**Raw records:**
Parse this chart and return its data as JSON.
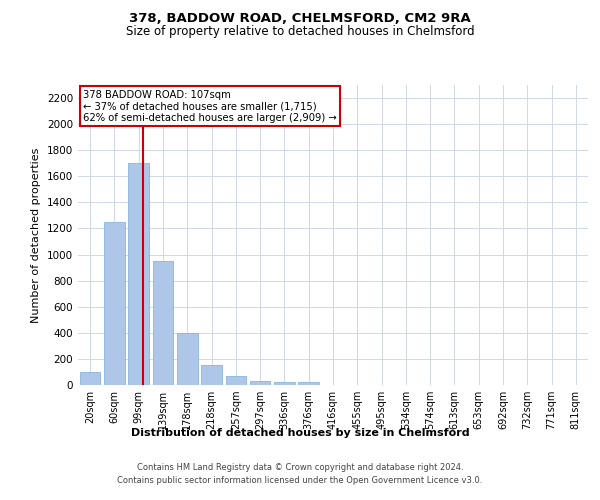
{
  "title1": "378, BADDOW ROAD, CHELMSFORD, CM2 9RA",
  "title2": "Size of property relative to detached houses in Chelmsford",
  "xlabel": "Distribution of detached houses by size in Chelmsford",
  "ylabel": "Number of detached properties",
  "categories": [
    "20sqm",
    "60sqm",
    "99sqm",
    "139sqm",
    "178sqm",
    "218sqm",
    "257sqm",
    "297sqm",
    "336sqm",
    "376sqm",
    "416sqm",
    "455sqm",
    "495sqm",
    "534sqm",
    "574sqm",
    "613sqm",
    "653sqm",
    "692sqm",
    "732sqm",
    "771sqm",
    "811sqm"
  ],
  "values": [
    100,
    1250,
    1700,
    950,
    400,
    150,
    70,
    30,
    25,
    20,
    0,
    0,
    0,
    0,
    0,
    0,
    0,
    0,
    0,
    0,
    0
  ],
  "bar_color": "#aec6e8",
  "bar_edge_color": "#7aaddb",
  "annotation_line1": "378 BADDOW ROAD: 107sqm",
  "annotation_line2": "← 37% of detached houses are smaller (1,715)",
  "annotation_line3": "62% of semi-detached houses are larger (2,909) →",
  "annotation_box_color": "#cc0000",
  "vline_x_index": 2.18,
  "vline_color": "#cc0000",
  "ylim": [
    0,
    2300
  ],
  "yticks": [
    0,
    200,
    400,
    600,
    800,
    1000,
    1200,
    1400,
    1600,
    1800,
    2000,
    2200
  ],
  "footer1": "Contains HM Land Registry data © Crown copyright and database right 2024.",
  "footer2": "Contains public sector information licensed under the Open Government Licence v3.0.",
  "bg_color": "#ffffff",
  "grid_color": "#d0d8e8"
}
==
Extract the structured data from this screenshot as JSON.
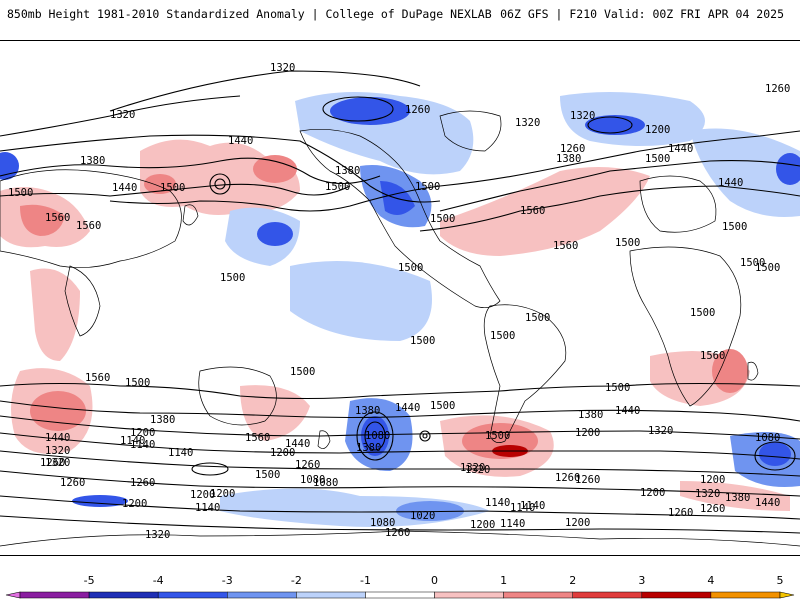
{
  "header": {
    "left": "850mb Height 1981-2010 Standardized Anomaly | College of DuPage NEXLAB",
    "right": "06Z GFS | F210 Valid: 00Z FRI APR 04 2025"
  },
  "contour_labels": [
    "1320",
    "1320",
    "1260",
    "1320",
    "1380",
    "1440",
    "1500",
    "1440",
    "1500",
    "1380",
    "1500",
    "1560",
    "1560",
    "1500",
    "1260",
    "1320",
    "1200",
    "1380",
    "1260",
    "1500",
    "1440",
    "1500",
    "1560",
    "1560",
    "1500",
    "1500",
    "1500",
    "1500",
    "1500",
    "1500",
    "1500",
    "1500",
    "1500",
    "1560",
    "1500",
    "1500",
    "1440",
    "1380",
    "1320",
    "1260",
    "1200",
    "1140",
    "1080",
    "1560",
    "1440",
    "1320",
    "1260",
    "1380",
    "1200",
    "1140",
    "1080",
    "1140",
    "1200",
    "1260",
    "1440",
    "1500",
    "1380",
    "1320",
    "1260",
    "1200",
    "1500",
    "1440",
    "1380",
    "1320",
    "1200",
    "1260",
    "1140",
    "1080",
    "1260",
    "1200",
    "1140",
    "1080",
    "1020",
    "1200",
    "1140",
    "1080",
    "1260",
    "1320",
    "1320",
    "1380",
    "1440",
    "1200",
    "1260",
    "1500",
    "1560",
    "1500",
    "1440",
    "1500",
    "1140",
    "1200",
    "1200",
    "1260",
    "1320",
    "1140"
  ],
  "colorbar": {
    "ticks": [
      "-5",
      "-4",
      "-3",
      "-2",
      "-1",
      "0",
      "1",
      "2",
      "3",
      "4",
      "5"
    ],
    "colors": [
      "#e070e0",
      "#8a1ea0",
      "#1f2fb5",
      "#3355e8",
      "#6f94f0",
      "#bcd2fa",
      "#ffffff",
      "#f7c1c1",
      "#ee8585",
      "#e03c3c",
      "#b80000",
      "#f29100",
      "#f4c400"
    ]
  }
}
==
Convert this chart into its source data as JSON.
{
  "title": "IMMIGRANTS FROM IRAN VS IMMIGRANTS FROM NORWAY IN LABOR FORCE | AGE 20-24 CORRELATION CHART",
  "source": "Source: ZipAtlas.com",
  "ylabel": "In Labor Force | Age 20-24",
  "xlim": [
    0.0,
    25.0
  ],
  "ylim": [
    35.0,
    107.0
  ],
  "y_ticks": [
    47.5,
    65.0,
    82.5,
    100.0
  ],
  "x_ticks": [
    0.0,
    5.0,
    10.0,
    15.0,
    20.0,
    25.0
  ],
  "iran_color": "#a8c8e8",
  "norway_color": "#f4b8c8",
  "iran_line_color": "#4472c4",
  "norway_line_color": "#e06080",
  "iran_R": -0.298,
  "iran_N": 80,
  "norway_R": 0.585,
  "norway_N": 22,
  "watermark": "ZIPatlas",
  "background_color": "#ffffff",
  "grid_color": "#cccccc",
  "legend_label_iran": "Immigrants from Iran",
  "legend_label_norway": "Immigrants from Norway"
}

**Exercise directions:** Filter the listing for the word "right" and copy every line that holds it.

**Full response:**
  "footer1": "Contains HM Land Registry data © Crown copyright and database right 2024.",
    "right": "06Z GFS | F210 Valid: 00Z FRI APR 04 2025"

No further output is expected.